# Aim
From the listing below, select every line where the word "title" appears.

# Data in this exercise

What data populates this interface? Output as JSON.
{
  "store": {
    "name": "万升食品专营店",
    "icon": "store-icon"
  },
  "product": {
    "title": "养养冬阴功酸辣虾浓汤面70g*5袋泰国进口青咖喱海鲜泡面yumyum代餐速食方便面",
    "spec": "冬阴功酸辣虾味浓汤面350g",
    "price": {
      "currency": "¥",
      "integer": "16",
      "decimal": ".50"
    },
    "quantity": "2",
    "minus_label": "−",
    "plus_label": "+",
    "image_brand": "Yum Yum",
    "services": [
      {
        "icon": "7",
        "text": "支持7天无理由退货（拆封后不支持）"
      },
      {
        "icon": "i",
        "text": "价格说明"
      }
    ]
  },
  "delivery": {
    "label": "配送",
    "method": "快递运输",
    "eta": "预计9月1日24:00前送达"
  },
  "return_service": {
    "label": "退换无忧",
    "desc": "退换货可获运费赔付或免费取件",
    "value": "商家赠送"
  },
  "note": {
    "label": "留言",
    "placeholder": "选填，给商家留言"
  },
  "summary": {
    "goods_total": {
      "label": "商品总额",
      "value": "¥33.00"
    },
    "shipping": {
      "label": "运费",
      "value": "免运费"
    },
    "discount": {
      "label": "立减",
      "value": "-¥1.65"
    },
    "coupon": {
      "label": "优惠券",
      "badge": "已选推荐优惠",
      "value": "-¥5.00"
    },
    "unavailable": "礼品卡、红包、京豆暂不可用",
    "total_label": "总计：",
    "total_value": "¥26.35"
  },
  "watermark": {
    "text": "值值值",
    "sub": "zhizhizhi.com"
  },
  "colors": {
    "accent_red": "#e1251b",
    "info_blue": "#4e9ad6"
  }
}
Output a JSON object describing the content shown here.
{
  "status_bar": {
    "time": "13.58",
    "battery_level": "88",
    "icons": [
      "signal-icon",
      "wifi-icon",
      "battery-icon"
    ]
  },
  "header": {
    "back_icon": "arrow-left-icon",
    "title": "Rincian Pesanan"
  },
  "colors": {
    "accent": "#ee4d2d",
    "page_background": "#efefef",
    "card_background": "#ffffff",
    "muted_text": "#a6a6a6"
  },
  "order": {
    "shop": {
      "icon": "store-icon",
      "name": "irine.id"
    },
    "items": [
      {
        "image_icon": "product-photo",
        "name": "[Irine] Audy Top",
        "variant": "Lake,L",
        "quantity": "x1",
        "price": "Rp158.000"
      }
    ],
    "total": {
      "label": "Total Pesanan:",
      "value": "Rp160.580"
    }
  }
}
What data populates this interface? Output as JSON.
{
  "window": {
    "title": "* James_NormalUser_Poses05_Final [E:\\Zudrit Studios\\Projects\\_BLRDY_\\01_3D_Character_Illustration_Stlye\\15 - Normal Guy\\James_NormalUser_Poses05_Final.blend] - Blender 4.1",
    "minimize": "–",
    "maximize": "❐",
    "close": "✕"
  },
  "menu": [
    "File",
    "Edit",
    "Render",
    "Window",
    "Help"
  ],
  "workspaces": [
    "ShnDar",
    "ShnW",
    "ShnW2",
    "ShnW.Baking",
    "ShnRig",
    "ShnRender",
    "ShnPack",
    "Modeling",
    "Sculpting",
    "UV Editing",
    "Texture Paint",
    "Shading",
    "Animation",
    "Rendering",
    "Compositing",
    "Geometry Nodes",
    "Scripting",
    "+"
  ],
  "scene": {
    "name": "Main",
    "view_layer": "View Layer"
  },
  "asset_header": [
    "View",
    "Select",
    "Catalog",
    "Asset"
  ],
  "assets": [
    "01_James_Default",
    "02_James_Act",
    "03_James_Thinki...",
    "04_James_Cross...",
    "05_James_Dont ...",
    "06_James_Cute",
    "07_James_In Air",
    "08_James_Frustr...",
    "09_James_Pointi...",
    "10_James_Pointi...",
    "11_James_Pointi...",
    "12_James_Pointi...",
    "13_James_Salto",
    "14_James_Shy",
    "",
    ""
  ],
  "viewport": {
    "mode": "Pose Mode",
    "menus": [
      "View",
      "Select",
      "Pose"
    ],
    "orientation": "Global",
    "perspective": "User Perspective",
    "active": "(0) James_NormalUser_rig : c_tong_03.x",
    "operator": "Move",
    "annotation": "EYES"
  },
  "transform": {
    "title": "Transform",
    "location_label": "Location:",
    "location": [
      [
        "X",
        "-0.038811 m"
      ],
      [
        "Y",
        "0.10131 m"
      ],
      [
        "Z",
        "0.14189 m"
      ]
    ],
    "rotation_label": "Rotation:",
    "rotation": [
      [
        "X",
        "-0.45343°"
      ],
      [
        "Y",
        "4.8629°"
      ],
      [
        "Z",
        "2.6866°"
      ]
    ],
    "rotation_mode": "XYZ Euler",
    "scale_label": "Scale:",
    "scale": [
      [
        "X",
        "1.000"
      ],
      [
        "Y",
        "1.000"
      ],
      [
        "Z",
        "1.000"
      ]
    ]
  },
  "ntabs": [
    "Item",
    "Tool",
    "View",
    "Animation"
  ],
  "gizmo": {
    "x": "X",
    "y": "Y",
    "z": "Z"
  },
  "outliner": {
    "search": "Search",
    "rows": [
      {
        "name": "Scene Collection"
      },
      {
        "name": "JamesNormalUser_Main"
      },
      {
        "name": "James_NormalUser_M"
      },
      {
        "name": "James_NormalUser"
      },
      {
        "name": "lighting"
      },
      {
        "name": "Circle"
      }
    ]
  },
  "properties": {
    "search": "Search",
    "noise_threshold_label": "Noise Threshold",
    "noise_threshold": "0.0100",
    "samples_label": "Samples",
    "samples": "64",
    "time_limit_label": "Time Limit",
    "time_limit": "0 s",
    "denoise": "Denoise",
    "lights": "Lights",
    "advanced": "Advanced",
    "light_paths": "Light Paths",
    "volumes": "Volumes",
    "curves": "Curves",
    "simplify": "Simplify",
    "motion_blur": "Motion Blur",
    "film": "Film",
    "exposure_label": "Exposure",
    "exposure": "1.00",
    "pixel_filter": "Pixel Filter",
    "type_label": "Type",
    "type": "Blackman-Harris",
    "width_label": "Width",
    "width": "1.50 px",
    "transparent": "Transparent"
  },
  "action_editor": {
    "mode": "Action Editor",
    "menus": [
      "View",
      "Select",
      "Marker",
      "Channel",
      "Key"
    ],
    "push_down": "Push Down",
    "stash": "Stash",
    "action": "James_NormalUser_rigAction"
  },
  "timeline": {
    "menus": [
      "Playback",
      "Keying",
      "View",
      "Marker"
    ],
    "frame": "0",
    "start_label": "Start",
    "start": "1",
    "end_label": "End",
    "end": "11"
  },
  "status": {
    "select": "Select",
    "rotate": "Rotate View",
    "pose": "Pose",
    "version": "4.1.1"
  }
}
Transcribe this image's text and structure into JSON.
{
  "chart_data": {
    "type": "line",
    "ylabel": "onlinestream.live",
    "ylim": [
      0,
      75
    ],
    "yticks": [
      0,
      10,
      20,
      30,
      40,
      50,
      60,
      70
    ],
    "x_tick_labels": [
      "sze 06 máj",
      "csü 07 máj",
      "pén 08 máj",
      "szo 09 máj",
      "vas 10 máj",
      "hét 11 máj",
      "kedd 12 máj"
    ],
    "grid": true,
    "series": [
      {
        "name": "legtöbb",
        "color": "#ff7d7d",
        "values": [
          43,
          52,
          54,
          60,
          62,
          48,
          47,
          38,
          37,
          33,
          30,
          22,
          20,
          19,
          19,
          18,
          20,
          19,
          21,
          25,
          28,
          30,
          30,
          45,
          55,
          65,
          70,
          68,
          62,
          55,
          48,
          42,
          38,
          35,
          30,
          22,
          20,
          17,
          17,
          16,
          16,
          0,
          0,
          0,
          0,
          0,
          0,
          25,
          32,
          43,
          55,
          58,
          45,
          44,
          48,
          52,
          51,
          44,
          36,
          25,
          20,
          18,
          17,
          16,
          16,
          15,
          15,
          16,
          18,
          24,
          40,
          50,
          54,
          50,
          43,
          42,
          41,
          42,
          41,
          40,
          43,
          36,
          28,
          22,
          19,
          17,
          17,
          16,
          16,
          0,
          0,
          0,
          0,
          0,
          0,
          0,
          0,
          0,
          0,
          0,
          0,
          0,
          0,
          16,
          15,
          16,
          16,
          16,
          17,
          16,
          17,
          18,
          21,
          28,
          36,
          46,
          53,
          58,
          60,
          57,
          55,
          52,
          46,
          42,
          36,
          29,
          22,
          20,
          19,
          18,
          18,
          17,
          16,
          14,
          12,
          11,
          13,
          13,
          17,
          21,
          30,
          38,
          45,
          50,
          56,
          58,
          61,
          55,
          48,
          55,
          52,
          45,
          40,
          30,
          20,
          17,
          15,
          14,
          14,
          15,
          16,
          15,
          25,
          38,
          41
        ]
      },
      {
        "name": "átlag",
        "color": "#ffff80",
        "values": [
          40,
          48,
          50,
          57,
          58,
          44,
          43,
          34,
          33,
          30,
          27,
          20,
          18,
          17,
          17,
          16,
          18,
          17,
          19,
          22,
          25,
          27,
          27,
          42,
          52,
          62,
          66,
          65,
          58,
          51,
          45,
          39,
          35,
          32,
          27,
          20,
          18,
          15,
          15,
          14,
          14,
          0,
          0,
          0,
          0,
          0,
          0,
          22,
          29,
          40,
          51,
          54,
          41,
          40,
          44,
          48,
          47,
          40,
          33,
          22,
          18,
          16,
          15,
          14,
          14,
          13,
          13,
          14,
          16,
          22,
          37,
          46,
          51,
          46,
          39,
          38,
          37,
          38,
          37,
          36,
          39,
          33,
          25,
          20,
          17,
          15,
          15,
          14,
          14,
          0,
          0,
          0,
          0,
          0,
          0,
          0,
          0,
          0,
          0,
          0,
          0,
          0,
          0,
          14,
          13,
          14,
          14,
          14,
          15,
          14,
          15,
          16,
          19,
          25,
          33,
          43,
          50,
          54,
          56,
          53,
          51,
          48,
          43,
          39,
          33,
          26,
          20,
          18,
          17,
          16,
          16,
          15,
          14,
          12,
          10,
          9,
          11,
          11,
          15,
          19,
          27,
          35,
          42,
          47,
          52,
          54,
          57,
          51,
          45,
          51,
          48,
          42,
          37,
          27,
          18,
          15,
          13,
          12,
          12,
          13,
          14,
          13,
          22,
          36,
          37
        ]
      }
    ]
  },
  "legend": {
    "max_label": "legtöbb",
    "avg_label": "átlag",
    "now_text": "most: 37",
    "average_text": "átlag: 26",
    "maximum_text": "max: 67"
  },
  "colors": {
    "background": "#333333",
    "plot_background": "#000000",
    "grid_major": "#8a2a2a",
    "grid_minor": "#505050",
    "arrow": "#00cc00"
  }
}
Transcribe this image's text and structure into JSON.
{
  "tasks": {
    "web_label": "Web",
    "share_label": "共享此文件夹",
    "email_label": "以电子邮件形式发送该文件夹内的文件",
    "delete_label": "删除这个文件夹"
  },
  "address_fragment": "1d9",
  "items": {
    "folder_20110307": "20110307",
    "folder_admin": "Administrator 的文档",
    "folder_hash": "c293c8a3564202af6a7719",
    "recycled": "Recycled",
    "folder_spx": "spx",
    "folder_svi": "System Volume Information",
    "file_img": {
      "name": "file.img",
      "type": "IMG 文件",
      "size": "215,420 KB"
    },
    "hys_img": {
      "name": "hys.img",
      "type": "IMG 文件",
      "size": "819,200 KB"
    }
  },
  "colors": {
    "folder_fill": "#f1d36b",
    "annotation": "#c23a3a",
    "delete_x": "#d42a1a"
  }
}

# Finished exercise
    "title": "养养冬阴功酸辣虾浓汤面70g*5袋泰国进口青咖喱海鲜泡面yumyum代餐速食方便面",
    "title": "Rincian Pesanan"
    "title": "* James_NormalUser_Poses05_Final [E:\\Zudrit Studios\\Projects\\_BLRDY_\\01_3D_Character_Illustration_Stlye\\15 - Normal Guy\\James_NormalUser_Poses05_Final.blend] - Blender 4.1",
    "title": "Transform",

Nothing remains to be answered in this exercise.